* _EXERCISE PROMPT_
For the data below, work out how many lines contain the word "document" and supply only that number.

++++++++++

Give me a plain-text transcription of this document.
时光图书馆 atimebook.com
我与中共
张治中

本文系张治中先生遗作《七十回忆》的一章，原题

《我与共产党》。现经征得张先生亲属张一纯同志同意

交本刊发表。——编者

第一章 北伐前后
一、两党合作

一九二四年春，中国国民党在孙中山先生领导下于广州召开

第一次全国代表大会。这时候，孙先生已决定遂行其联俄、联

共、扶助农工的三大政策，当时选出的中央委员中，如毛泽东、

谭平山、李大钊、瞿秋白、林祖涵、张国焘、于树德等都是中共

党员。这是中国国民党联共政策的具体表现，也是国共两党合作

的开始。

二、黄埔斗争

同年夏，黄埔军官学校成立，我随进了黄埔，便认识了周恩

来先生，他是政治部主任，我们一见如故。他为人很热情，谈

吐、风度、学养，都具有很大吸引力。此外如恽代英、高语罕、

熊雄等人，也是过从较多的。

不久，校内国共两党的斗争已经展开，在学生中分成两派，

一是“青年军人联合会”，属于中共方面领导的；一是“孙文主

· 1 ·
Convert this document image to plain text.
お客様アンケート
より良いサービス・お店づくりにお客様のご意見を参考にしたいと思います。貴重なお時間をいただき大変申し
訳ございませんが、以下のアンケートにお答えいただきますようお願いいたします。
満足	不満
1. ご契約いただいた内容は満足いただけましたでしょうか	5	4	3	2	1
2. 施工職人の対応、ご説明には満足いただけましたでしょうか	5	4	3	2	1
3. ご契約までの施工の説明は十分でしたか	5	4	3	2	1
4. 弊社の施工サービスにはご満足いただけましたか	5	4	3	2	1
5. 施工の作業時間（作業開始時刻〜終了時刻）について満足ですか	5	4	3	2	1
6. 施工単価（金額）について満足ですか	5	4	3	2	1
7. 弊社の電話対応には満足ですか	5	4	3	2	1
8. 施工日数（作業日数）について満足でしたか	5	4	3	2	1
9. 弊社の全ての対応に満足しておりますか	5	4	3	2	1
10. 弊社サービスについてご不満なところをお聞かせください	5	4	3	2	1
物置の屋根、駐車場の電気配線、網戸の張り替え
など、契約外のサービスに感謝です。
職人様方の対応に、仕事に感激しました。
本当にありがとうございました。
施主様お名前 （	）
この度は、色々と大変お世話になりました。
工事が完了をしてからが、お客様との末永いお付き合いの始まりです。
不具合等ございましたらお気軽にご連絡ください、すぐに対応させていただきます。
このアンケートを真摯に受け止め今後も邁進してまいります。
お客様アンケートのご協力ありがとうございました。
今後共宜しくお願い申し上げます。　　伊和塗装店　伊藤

++++++++++

* _COMPLETE OUTPUT_
2